TASK GOAL> Find the word "Exile" in the material below and gather every line that contains it.
= = = =
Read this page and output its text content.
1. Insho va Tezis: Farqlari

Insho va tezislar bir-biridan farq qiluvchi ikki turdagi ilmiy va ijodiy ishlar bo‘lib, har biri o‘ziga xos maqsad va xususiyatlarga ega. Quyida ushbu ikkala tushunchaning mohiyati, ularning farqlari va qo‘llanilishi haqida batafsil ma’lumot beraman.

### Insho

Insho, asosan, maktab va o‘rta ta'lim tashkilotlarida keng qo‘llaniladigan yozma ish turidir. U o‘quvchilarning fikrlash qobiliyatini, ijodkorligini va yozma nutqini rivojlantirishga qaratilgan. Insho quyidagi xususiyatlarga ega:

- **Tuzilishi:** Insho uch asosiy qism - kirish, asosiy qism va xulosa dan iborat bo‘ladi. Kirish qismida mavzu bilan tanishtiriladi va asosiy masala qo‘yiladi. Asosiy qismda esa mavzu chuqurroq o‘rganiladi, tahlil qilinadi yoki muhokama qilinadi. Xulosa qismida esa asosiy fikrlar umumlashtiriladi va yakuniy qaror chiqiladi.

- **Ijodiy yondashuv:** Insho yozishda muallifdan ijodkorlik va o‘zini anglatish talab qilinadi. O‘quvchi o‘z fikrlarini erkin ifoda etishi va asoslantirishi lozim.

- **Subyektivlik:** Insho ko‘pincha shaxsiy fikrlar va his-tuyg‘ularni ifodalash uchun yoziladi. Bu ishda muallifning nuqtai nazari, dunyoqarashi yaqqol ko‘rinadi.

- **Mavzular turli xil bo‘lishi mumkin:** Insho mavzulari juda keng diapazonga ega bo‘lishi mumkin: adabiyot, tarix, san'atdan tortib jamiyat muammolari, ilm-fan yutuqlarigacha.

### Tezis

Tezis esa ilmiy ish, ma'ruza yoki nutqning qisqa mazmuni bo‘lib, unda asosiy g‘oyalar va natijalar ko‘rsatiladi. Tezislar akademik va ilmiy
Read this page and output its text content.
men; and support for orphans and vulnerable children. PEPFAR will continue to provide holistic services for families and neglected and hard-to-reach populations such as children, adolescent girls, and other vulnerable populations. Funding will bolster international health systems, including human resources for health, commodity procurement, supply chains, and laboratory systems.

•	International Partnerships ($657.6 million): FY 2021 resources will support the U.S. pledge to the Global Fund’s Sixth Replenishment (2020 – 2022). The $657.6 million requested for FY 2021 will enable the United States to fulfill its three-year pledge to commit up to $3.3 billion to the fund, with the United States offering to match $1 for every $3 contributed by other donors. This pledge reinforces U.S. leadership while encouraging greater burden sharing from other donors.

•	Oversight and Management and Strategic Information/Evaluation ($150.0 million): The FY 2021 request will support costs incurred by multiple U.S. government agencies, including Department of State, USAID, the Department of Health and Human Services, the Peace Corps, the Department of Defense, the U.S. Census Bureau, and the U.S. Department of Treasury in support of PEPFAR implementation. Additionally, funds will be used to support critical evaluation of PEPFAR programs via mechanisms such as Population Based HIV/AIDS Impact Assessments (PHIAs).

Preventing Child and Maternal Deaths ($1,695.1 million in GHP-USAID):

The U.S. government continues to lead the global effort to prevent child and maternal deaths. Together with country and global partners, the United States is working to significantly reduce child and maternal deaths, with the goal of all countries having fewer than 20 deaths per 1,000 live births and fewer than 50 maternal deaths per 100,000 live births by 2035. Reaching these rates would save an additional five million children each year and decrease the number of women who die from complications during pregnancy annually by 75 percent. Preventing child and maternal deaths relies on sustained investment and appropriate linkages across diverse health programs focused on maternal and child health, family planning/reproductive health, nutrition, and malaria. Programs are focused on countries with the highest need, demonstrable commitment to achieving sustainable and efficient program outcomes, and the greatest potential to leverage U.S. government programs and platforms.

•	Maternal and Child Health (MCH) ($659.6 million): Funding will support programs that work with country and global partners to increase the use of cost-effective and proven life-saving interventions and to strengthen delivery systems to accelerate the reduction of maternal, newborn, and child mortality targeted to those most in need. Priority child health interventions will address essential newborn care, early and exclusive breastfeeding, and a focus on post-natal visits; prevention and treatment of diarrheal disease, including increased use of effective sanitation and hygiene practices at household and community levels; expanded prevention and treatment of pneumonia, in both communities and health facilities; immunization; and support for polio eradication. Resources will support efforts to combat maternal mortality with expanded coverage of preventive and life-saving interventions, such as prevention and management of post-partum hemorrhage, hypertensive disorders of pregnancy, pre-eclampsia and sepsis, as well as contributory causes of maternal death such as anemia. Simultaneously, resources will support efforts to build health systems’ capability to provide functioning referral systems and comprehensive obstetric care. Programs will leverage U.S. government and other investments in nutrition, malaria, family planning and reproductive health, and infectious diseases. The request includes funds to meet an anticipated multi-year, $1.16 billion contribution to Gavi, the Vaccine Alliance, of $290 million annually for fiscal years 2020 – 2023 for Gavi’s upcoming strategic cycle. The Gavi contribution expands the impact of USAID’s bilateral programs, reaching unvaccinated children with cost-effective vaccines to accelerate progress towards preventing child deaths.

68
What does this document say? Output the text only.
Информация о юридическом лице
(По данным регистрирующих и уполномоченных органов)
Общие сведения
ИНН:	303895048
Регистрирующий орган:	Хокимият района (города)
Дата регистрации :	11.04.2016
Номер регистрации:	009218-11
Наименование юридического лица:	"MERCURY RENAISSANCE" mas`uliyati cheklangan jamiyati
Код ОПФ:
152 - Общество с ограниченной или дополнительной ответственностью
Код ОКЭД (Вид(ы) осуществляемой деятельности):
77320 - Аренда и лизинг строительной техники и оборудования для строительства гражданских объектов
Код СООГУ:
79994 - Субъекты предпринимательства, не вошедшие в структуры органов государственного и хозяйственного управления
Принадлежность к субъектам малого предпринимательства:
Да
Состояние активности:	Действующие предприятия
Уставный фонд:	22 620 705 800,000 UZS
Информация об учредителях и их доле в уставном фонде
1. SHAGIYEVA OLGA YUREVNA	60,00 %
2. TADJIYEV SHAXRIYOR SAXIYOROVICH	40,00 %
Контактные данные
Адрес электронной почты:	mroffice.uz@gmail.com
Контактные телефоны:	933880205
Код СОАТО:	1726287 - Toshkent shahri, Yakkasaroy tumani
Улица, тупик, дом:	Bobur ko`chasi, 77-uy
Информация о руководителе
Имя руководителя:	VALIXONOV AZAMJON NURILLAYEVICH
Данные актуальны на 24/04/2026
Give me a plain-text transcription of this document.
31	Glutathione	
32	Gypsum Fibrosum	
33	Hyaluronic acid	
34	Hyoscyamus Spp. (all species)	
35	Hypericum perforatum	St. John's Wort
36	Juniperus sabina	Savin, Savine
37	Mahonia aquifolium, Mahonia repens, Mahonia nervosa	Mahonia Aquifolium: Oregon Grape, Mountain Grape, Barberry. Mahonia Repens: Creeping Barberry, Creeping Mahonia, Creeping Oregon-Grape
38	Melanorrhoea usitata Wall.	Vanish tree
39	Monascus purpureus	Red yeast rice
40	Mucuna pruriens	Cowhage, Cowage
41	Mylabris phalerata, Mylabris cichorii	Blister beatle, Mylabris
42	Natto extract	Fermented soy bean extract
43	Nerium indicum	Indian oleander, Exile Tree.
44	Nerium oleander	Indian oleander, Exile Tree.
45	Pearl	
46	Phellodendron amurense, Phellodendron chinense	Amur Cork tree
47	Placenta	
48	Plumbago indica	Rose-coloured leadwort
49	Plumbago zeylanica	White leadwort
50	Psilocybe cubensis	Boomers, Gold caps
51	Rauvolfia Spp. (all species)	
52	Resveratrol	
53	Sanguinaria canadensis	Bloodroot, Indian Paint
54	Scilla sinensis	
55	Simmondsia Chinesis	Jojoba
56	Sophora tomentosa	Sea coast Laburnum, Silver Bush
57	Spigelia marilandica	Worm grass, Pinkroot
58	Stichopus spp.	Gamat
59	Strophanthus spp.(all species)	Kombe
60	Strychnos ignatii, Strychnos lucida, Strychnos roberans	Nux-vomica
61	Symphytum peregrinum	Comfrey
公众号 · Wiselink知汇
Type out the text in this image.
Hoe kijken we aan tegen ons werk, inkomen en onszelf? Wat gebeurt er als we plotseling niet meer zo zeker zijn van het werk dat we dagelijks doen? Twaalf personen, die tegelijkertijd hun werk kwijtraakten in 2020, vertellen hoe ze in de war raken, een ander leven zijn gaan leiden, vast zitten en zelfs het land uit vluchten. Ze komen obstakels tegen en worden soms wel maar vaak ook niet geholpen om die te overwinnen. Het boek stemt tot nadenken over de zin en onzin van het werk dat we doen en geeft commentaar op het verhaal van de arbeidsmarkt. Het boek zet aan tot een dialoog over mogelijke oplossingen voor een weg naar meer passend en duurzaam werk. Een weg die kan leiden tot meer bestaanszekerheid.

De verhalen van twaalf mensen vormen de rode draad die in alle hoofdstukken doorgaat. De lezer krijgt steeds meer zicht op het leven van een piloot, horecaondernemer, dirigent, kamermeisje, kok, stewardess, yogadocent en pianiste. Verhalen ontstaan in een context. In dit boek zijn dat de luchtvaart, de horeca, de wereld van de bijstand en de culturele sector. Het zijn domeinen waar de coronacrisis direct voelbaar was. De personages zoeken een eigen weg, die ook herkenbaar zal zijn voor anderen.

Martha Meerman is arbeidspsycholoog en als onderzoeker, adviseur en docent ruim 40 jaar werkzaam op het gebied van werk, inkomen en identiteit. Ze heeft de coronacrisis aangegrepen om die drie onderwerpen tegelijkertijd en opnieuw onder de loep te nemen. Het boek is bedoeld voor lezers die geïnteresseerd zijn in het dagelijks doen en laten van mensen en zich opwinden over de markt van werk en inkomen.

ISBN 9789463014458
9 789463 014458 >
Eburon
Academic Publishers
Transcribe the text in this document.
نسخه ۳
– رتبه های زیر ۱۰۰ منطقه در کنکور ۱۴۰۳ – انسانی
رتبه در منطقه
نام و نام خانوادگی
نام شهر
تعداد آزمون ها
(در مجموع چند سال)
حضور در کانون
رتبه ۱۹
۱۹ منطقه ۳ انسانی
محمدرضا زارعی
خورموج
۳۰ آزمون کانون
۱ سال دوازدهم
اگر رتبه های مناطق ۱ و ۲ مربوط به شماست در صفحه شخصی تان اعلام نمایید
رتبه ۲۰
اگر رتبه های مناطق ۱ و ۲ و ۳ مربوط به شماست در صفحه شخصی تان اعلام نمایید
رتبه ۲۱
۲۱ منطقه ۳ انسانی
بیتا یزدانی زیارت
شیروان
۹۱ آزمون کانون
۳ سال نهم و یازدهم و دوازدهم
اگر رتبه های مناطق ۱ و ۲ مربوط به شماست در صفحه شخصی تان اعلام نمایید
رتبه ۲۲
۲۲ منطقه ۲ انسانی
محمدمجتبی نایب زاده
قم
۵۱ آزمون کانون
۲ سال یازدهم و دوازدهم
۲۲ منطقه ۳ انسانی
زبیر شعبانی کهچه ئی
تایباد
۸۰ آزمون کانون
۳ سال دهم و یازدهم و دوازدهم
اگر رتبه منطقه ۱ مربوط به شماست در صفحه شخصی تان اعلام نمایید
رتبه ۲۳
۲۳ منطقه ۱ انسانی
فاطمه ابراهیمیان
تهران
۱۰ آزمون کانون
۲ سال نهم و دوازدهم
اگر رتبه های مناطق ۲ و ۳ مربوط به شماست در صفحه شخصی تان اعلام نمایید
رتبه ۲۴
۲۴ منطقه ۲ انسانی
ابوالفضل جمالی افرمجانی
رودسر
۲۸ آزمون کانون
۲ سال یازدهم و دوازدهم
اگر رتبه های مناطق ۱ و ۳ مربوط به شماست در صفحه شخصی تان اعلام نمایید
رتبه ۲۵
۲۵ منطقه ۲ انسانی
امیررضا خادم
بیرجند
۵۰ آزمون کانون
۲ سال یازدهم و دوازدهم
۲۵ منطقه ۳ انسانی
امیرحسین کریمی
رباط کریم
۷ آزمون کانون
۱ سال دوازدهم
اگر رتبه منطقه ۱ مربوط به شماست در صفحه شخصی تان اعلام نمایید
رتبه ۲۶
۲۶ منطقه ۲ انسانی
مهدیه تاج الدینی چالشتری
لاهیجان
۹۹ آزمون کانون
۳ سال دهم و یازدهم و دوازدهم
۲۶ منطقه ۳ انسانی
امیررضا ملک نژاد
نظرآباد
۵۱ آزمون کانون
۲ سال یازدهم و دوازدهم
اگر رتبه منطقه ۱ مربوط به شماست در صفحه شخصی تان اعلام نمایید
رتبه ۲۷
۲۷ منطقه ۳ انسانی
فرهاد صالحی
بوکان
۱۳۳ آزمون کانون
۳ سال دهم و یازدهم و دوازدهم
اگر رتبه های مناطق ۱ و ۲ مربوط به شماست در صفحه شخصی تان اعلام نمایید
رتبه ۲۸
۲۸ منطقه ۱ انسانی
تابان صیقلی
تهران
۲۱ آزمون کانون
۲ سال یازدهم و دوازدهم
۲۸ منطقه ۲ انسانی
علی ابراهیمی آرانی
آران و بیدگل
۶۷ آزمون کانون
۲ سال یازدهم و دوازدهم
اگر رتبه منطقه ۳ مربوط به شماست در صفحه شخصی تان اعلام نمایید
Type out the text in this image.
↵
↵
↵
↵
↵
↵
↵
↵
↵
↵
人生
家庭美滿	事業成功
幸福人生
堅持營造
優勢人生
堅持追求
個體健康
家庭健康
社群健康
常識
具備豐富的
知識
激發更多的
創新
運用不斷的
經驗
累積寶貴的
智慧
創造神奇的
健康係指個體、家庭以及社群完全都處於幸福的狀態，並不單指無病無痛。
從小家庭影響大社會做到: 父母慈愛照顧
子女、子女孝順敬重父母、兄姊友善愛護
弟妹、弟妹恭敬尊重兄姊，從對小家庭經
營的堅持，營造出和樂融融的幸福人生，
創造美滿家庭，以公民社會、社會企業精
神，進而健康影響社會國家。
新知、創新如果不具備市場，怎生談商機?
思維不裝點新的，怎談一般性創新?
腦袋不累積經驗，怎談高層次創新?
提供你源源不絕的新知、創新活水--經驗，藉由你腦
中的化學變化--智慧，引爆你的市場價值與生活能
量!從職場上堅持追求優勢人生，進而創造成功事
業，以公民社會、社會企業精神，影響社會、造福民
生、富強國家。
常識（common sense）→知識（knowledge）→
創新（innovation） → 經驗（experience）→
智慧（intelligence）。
= = = =
SOLUTION TO THIS TASK>
43	Nerium indicum	Indian oleander, Exile Tree.
44	Nerium oleander	Indian oleander, Exile Tree.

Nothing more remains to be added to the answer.